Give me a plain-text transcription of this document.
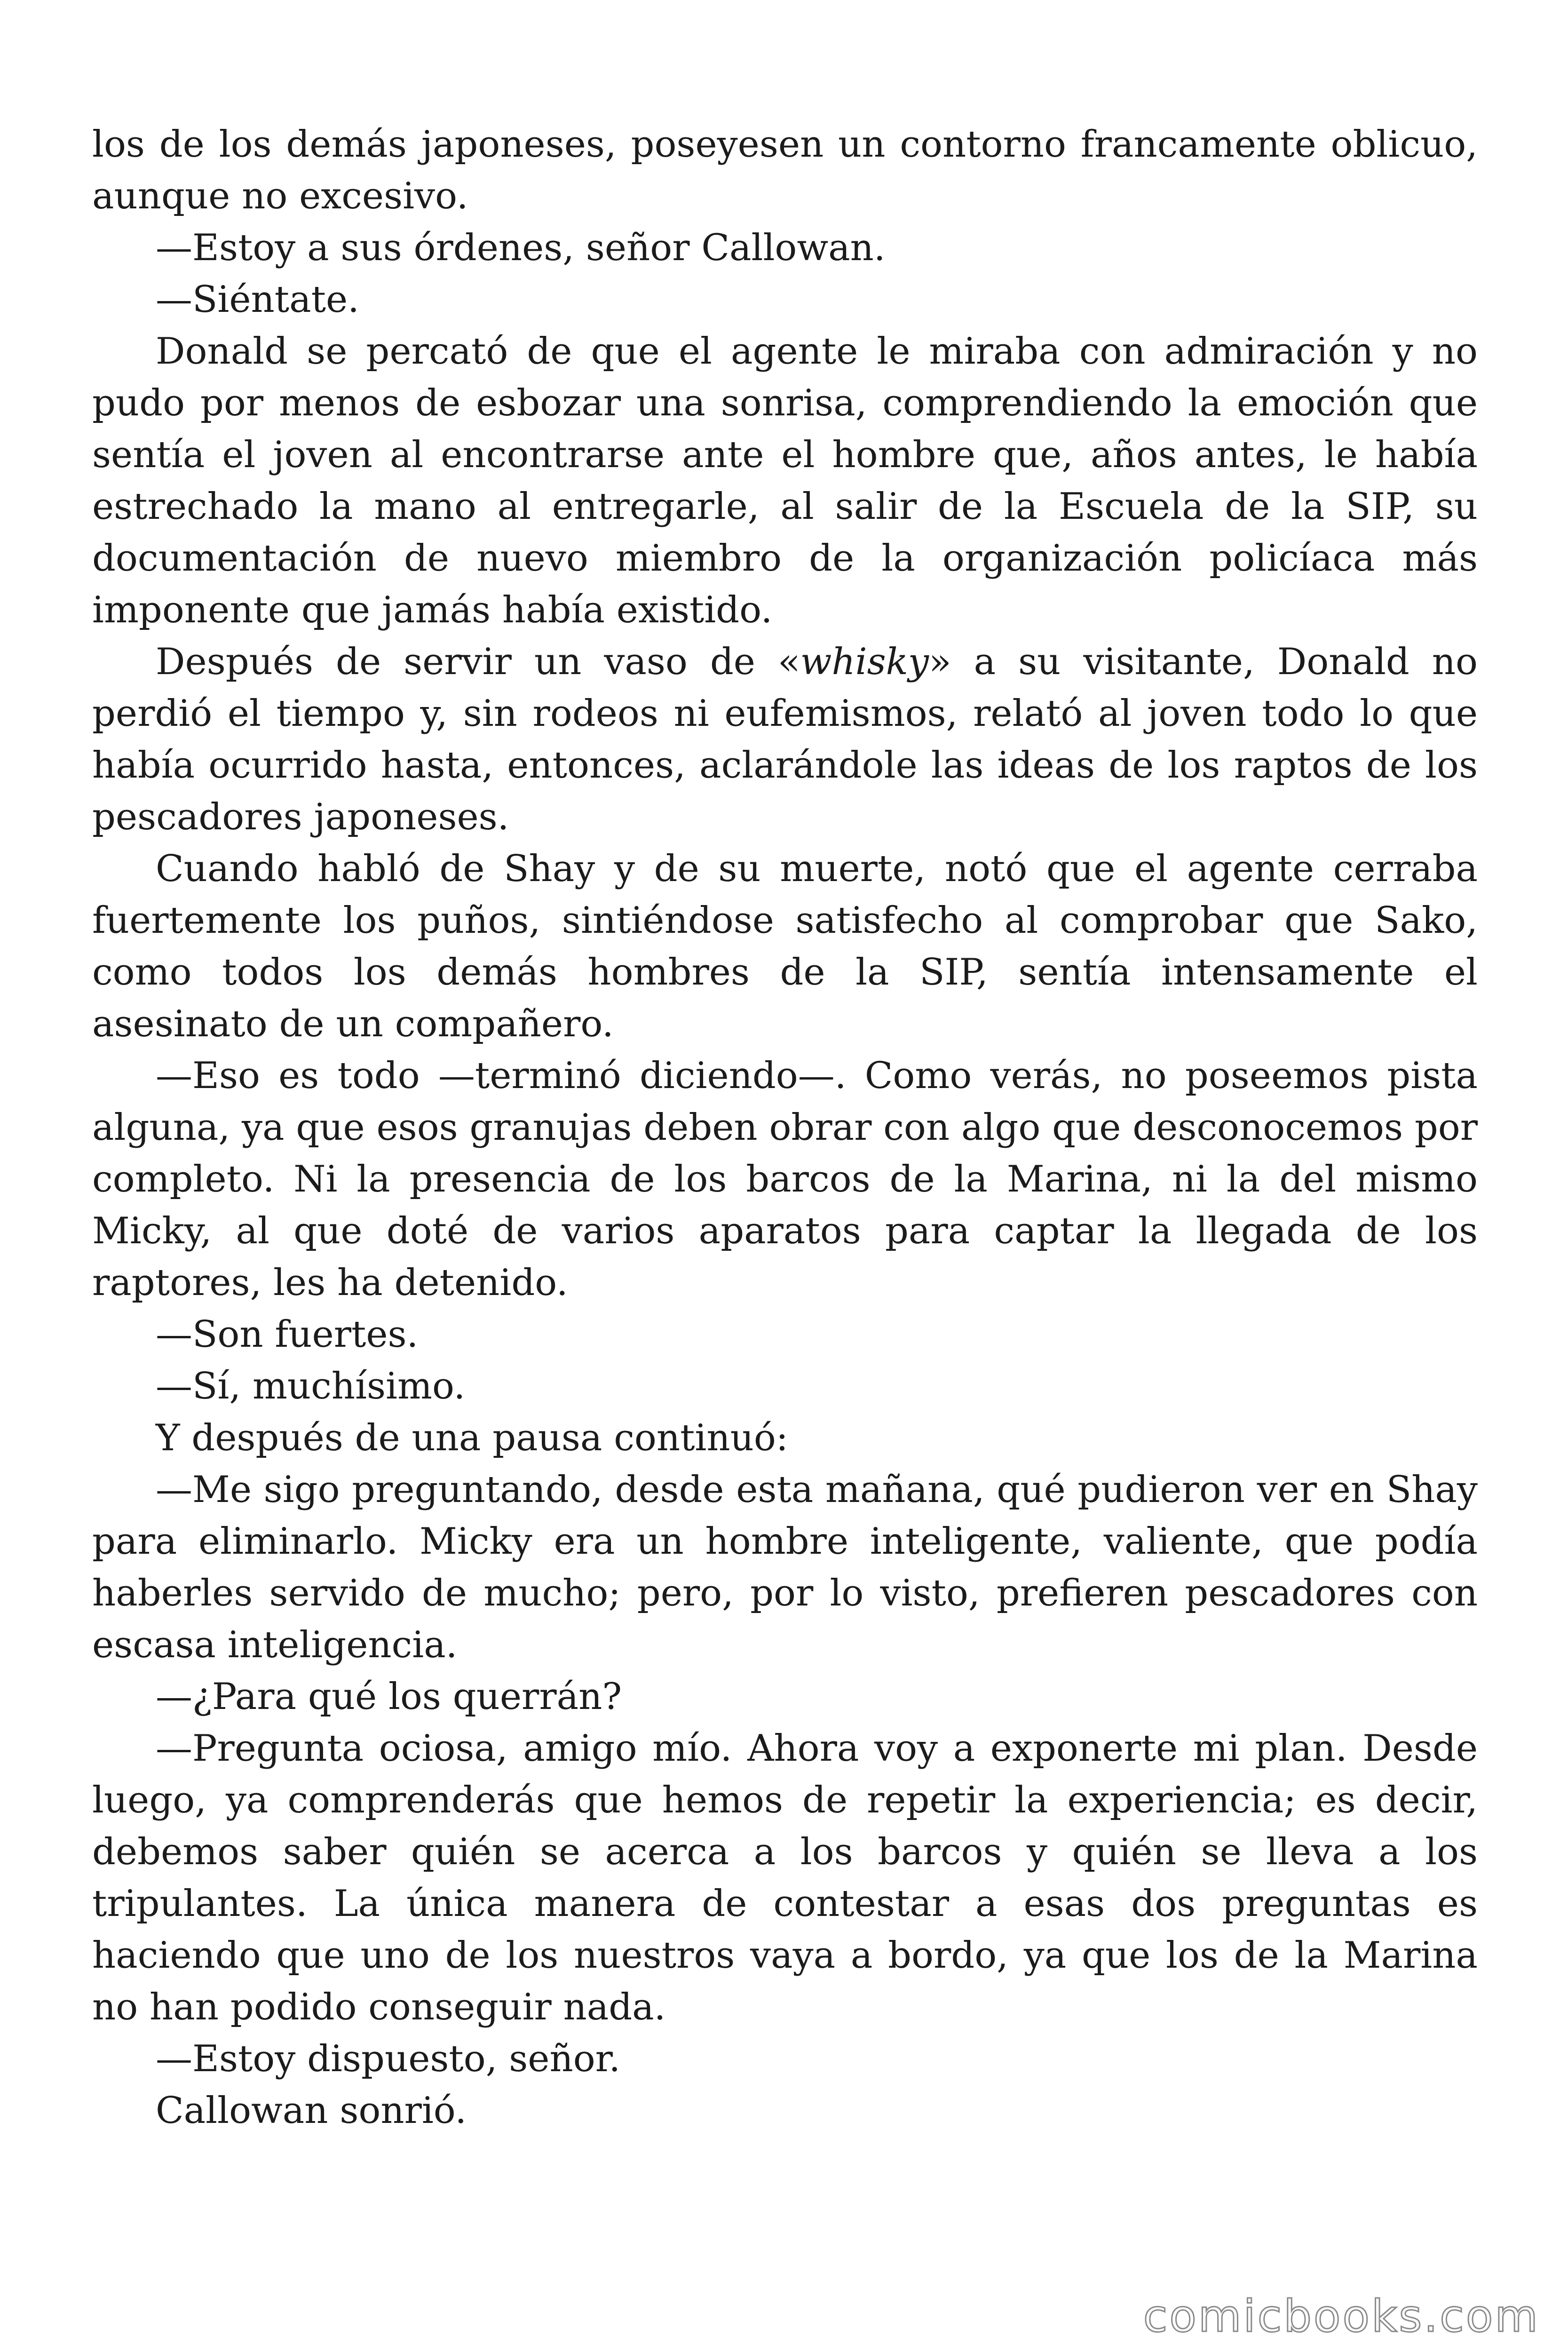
los de los demás japoneses, poseyesen un contorno francamente oblicuo, aunque no excesivo.

—Estoy a sus órdenes, señor Callowan.

—Siéntate.

Donald se percató de que el agente le miraba con admiración y no pudo por menos de esbozar una sonrisa, comprendiendo la emoción que sentía el joven al encontrarse ante el hombre que, años antes, le había estrechado la mano al entregarle, al salir de la Escuela de la SIP, su documentación de nuevo miembro de la organización policíaca más imponente que jamás había existido.

Después de servir un vaso de «whisky» a su visitante, Donald no perdió el tiempo y, sin rodeos ni eufemismos, relató al joven todo lo que había ocurrido hasta, entonces, aclarándole las ideas de los raptos de los pescadores japoneses.

Cuando habló de Shay y de su muerte, notó que el agente cerraba fuertemente los puños, sintiéndose satisfecho al comprobar que Sako, como todos los demás hombres de la SIP, sentía intensamente el asesinato de un compañero.

—Eso es todo —terminó diciendo—. Como verás, no poseemos pista alguna, ya que esos granujas deben obrar con algo que desconocemos por completo. Ni la presencia de los barcos de la Marina, ni la del mismo Micky, al que doté de varios aparatos para captar la llegada de los raptores, les ha detenido.

—Son fuertes.

—Sí, muchísimo.

Y después de una pausa continuó:

—Me sigo preguntando, desde esta mañana, qué pudieron ver en Shay para eliminarlo. Micky era un hombre inteligente, valiente, que podía haberles servido de mucho; pero, por lo visto, prefieren pescadores con escasa inteligencia.

—¿Para qué los querrán?

—Pregunta ociosa, amigo mío. Ahora voy a exponerte mi plan. Desde luego, ya comprenderás que hemos de repetir la experiencia; es decir, debemos saber quién se acerca a los barcos y quién se lleva a los tripulantes. La única manera de contestar a esas dos preguntas es haciendo que uno de los nuestros vaya a bordo, ya que los de la Marina no han podido conseguir nada.

—Estoy dispuesto, señor.

Callowan sonrió.

comicbooks.com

Task requirements:
How many lines in these records hold the string "señor"? Reply with the number alone.

Output of the task:
2